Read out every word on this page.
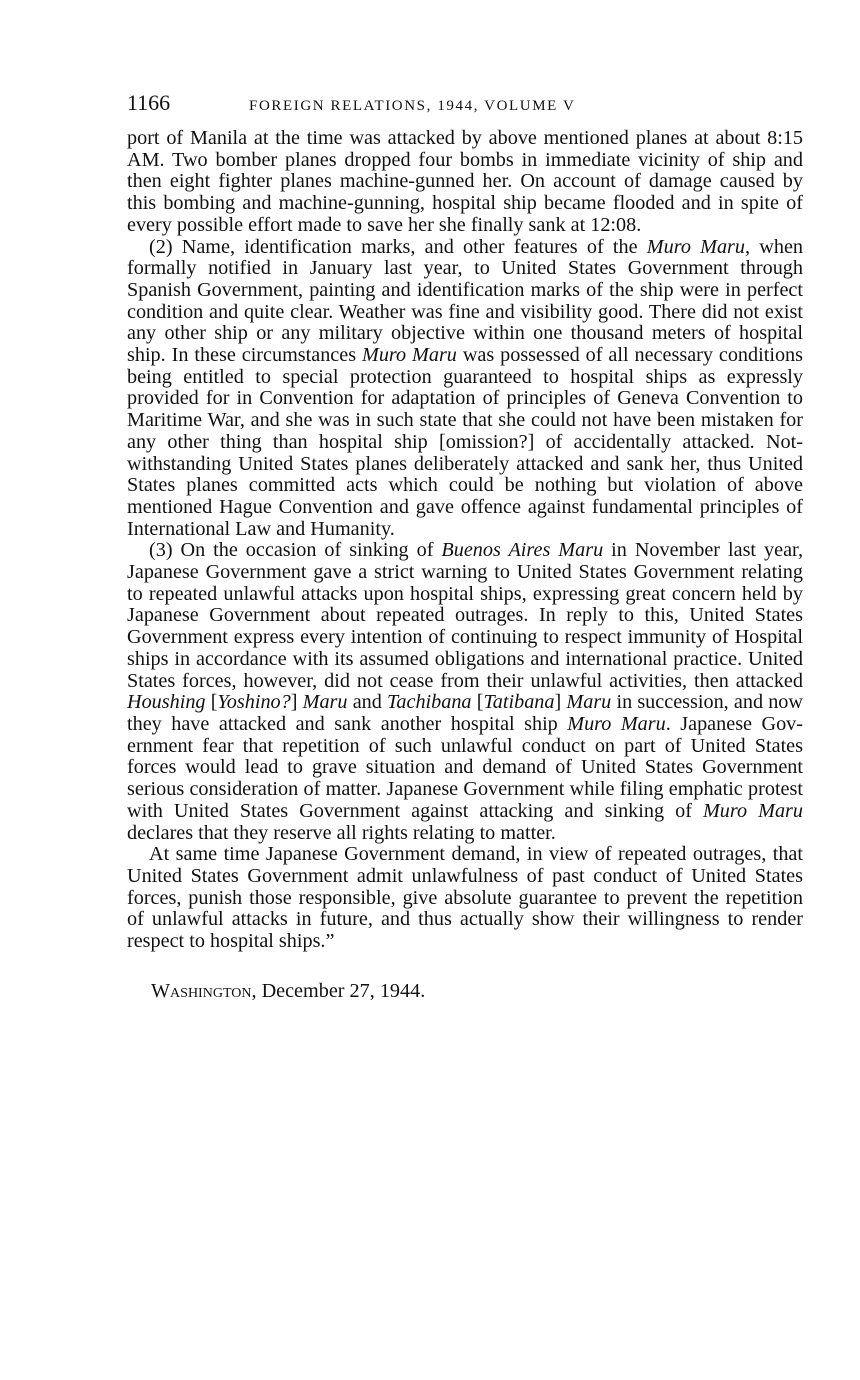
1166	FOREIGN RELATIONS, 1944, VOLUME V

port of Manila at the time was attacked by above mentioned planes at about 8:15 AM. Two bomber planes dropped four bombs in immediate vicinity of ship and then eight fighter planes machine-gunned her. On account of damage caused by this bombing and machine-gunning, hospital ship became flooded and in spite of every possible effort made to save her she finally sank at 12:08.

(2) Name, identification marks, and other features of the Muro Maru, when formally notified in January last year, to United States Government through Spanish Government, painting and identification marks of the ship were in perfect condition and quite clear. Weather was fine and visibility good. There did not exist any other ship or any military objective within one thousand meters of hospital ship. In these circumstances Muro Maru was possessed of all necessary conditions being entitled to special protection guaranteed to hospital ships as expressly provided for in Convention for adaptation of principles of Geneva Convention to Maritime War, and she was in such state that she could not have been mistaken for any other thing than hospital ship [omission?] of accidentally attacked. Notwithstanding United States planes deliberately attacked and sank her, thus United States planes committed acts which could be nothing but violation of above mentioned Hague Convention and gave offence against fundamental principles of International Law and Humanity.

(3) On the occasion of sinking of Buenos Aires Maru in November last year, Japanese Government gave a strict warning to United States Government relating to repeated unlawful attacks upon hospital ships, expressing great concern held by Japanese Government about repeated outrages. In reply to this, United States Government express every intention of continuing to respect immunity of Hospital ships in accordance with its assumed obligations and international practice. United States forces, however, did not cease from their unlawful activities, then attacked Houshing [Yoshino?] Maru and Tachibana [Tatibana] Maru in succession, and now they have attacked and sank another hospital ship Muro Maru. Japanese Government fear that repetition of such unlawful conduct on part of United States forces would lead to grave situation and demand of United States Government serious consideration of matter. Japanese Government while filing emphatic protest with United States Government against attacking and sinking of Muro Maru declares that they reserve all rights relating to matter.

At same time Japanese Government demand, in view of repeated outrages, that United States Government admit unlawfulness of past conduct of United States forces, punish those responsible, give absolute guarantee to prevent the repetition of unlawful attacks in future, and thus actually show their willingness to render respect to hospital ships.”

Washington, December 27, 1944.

━━━━

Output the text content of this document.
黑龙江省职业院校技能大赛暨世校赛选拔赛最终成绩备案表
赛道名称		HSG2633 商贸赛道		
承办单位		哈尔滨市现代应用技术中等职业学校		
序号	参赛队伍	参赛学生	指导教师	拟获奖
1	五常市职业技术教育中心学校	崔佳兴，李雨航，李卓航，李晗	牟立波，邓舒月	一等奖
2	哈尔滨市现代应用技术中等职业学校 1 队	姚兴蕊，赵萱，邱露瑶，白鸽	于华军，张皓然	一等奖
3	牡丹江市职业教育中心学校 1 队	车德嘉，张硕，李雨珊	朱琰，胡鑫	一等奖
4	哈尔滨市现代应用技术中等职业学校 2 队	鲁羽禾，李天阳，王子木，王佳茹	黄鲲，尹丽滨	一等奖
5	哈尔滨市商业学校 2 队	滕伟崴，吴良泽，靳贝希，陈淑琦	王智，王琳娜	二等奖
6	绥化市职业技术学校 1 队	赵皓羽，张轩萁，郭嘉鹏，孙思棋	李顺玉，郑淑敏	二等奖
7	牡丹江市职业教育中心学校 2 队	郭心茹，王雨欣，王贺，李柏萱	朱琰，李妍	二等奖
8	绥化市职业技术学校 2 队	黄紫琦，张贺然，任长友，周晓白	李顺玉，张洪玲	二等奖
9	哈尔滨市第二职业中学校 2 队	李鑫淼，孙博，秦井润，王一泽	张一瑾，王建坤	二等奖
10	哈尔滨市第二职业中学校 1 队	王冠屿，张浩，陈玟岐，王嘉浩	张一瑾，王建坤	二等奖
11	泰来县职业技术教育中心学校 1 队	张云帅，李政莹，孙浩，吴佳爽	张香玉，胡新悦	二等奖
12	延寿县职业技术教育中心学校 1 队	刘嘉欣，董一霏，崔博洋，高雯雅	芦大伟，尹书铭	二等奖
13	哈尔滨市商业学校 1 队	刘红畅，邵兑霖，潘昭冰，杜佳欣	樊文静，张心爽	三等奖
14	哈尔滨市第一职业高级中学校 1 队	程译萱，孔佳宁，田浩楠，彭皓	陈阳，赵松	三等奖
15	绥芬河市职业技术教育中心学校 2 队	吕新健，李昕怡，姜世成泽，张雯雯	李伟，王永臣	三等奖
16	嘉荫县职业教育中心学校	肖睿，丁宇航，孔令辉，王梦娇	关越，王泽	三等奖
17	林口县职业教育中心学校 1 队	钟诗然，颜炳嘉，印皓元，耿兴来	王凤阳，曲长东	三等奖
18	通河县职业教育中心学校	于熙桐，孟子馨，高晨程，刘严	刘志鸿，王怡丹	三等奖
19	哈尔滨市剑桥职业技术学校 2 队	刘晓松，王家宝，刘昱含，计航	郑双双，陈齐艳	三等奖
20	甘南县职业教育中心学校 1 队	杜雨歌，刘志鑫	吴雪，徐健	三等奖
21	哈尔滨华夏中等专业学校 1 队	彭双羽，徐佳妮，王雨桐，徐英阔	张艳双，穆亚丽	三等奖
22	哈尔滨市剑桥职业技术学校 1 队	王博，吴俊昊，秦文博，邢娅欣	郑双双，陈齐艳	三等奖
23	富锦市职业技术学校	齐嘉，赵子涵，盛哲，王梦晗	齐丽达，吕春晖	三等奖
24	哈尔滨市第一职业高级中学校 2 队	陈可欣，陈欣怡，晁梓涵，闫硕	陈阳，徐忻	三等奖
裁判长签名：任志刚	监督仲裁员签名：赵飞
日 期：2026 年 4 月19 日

━━━━

WRITTEN EXERCISE:
Gather from the data above every line with the string "绥化市职业技术学校".

SOLUTION:
6	绥化市职业技术学校 1 队	赵皓羽，张轩萁，郭嘉鹏，孙思棋	李顺玉，郑淑敏	二等奖
8	绥化市职业技术学校 2 队	黄紫琦，张贺然，任长友，周晓白	李顺玉，张洪玲	二等奖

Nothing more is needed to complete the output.